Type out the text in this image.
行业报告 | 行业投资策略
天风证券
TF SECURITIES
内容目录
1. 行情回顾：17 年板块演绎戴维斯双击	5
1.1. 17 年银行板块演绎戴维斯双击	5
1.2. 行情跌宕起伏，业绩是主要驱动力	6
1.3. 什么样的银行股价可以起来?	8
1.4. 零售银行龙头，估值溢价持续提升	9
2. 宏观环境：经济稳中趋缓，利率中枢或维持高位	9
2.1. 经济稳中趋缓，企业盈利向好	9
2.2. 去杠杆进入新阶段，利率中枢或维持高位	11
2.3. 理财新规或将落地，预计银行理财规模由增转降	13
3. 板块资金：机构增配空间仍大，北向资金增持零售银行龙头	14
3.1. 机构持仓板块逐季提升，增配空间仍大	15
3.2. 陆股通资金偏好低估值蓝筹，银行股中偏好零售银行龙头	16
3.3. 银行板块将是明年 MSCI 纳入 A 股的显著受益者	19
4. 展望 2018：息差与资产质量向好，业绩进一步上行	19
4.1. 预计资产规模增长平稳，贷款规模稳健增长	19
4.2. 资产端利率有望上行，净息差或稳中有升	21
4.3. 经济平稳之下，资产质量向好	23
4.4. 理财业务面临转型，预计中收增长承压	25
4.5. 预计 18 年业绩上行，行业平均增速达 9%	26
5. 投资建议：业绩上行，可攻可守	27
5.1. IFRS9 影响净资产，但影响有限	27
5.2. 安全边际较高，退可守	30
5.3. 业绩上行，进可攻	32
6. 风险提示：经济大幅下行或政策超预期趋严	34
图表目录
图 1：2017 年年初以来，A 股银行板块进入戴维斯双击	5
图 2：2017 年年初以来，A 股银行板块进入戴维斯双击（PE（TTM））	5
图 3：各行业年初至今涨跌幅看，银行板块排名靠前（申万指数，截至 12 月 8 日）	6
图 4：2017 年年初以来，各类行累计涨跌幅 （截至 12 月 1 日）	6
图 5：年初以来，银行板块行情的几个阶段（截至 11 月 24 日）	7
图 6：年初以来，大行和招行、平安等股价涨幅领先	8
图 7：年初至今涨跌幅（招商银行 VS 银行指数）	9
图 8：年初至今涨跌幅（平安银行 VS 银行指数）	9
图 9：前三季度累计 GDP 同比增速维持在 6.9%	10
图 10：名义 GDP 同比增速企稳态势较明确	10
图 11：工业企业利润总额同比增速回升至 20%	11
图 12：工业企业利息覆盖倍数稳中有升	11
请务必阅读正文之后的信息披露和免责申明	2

▶ _AIM_
Reproduce the full listing above, character for character.

▶ _WRITTEN RESPONSE_
Type out the text in this image.
行业报告 | 行业投资策略
天风证券
TF SECURITIES
内容目录
1. 行情回顾：17 年板块演绎戴维斯双击	5
1.1. 17 年银行板块演绎戴维斯双击	5
1.2. 行情跌宕起伏，业绩是主要驱动力	6
1.3. 什么样的银行股价可以起来?	8
1.4. 零售银行龙头，估值溢价持续提升	9
2. 宏观环境：经济稳中趋缓，利率中枢或维持高位	9
2.1. 经济稳中趋缓，企业盈利向好	9
2.2. 去杠杆进入新阶段，利率中枢或维持高位	11
2.3. 理财新规或将落地，预计银行理财规模由增转降	13
3. 板块资金：机构增配空间仍大，北向资金增持零售银行龙头	14
3.1. 机构持仓板块逐季提升，增配空间仍大	15
3.2. 陆股通资金偏好低估值蓝筹，银行股中偏好零售银行龙头	16
3.3. 银行板块将是明年 MSCI 纳入 A 股的显著受益者	19
4. 展望 2018：息差与资产质量向好，业绩进一步上行	19
4.1. 预计资产规模增长平稳，贷款规模稳健增长	19
4.2. 资产端利率有望上行，净息差或稳中有升	21
4.3. 经济平稳之下，资产质量向好	23
4.4. 理财业务面临转型，预计中收增长承压	25
4.5. 预计 18 年业绩上行，行业平均增速达 9%	26
5. 投资建议：业绩上行，可攻可守	27
5.1. IFRS9 影响净资产，但影响有限	27
5.2. 安全边际较高，退可守	30
5.3. 业绩上行，进可攻	32
6. 风险提示：经济大幅下行或政策超预期趋严	34
图表目录
图 1：2017 年年初以来，A 股银行板块进入戴维斯双击	5
图 2：2017 年年初以来，A 股银行板块进入戴维斯双击（PE（TTM））	5
图 3：各行业年初至今涨跌幅看，银行板块排名靠前（申万指数，截至 12 月 8 日）	6
图 4：2017 年年初以来，各类行累计涨跌幅 （截至 12 月 1 日）	6
图 5：年初以来，银行板块行情的几个阶段（截至 11 月 24 日）	7
图 6：年初以来，大行和招行、平安等股价涨幅领先	8
图 7：年初至今涨跌幅（招商银行 VS 银行指数）	9
图 8：年初至今涨跌幅（平安银行 VS 银行指数）	9
图 9：前三季度累计 GDP 同比增速维持在 6.9%	10
图 10：名义 GDP 同比增速企稳态势较明确	10
图 11：工业企业利润总额同比增速回升至 20%	11
图 12：工业企业利息覆盖倍数稳中有升	11
请务必阅读正文之后的信息披露和免责申明	2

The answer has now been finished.